你的任务:
能否把下面这段关于遗传性多发性骨软骨瘤研究的文字中，从“遗传性多发性骨软骨瘤（HME”起到“制及治疗药物的研发奠定基础。”止的这一段一字不改地再写一遍？

所给文段:
● ● ● ● ● ● ●
遗传性多发性骨软骨瘤（HME）是一种常染色体显性遗传性骨骼发育异常疾病，属于良性骨肿瘤，但部分患者可恶变为软骨肉瘤。课题组前期建立了已知致病基因EXT1、EXT2的基因突变筛查方法，并成功应用于临床检测。但仍约有9%（4/45）的HME家系在已知致病基因中未找到病理性基因突变位点，提示可能存在新的致病基因。本项目拟以EXT1、EXT2基因突变筛查阴性的HME家系为研究对象，利用序列捕获技术将全基因组外显子区域DNA捕捉、富集后运用Illumina Hiseq测序平台进行高通量测序，并采用基于核心家系的生物信息学分析方法发掘和鉴定新致病基因。从而发现新的检测靶点，进一步完善HME的基因诊断方法。本研究将为HME的分子诊断和遗传咨询提供实验依据，并为进一步阐明分子发病机制及治疗药物的研发奠定基础。

One of the most common hereditary skeletal dysplasias, hereditary multiple exostoses (HME), is an autosomal dominant disorder characterized by the growth of cartilage-capped benign bone tumours around areas of active bone growth. A person with HME has an increased risk of developing a rare form of bone cancer called chondrosarcoma as an adult. In a previous study we developed a method to detect known pathogenic gene (EXT1、EXT2) mutations in HME, and successfully used this in clinical genetic testing. However, these mutations were not detected in approximately 9% (4/45) pedigrees with HME. The results suggested that unknown novel pathogenic gene(s) may be associated with HME. In this study, we will select HME pedigrees with negative EXT1 and EXT2 mutations. We intend to capture and sequence all the coding regions with Agilent SureSelect Human All Exon Kit and Illumina Hiseq sequencing platform. Sequencing data will be analyzed using NextGENe, GATK software and a variety of bioinformatic programs will be used to evaluate the functional significance of identified variants, followed by evaluation of clinical significance according to the phenotypes of family members. The potential list of novel HME genes will be further verified in the other family members and 200 controls, hoping to eventually identify true novel pathogenic gene(s) for HME. The finding of this project may lead to the discovery of new genetic biomarker(s) and help to further improve the genetic diagnosis of HME. These results will provide the experimental basis for molecular diagnosis and genetic counseling in HME, and establish the foundation for clarify the molecular pathogenesis of HME and the development of new therapeutic drugs.
● ● ● ● ● ● ●
条目摘录:
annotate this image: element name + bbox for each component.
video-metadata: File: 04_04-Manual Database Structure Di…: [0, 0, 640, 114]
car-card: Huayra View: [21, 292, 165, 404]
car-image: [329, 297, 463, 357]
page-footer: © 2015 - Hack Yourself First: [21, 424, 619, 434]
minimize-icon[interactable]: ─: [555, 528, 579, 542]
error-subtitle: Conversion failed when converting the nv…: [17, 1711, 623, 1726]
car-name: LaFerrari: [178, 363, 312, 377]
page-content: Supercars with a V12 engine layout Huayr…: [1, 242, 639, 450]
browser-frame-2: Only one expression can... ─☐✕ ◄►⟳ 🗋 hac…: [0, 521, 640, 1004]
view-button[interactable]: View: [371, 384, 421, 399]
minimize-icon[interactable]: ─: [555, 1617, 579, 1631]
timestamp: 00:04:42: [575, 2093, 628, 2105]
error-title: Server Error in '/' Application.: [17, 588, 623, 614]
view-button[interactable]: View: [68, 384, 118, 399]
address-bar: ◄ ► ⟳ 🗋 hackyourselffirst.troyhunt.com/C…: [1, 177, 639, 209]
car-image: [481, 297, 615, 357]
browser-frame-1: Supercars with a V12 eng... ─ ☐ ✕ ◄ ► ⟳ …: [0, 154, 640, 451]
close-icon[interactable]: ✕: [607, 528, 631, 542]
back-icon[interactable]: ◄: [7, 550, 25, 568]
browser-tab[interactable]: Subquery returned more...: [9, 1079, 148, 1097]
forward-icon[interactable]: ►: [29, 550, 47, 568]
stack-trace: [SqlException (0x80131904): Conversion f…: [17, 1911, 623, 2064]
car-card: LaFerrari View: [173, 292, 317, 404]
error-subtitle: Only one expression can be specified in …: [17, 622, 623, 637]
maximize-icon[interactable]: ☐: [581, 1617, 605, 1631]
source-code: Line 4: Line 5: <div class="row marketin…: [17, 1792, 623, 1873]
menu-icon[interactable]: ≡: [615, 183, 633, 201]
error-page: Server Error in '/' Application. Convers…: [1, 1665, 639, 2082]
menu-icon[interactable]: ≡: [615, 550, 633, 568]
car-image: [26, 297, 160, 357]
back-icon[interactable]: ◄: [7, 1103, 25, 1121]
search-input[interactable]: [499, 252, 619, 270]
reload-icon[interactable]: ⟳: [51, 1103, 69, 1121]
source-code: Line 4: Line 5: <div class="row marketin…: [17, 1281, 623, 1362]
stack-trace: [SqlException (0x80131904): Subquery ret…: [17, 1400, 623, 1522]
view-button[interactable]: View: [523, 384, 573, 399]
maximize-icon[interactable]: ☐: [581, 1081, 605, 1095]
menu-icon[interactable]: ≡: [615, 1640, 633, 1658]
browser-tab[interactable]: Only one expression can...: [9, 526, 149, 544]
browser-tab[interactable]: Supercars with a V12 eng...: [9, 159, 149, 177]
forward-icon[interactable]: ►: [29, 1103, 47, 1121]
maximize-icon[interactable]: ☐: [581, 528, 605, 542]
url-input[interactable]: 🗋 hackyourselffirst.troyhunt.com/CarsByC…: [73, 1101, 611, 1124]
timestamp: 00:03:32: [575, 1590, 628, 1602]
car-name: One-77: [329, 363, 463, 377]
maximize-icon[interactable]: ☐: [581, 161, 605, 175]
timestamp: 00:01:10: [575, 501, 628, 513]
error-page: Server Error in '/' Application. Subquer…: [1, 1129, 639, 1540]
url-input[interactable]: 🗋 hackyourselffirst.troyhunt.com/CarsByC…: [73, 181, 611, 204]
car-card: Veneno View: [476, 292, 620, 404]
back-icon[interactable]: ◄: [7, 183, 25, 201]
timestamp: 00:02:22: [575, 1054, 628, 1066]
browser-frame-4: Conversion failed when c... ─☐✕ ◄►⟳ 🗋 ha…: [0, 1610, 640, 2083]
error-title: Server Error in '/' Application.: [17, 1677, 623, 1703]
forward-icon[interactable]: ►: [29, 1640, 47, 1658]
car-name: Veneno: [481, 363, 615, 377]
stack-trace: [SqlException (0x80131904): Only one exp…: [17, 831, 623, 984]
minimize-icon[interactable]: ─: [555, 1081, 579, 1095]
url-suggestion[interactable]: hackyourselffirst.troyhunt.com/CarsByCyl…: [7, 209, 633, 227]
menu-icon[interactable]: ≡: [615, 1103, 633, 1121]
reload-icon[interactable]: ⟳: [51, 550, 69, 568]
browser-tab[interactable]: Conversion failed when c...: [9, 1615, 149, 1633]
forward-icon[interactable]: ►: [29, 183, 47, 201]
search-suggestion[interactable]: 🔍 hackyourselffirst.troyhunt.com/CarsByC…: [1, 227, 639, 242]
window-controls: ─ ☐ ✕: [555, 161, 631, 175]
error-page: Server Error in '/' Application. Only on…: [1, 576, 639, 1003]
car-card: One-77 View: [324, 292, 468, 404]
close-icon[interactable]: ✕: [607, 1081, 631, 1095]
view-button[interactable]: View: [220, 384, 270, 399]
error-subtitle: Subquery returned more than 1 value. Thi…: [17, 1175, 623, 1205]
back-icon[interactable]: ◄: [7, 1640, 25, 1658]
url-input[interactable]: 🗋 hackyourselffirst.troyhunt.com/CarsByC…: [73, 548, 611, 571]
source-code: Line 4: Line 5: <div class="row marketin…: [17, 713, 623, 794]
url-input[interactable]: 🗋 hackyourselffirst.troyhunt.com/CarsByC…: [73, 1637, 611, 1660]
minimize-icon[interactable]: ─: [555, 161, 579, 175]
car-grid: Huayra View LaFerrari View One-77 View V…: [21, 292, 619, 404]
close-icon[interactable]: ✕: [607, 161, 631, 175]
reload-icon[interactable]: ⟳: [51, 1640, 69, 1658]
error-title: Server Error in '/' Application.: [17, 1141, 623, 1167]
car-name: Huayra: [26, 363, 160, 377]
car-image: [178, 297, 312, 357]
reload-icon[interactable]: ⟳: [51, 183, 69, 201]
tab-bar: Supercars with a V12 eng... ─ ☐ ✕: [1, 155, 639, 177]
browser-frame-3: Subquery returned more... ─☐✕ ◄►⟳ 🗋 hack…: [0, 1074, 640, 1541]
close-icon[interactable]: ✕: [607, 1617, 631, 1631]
● ● ● ● ● ● ●
回复:
遗传性多发性骨软骨瘤（HME）是一种常染色体显性遗传性骨骼发育异常疾病，属于良性骨肿瘤，但部分患者可恶变为软骨肉瘤。课题组前期建立了已知致病基因EXT1、EXT2的基因突变筛查方法，并成功应用于临床检测。但仍约有9%（4/45）的HME家系在已知致病基因中未找到病理性基因突变位点，提示可能存在新的致病基因。本项目拟以EXT1、EXT2基因突变筛查阴性的HME家系为研究对象，利用序列捕获技术将全基因组外显子区域DNA捕捉、富集后运用Illumina Hiseq测序平台进行高通量测序，并采用基于核心家系的生物信息学分析方法发掘和鉴定新致病基因。从而发现新的检测靶点，进一步完善HME的基因诊断方法。本研究将为HME的分子诊断和遗传咨询提供实验依据，并为进一步阐明分子发病机制及治疗药物的研发奠定基础。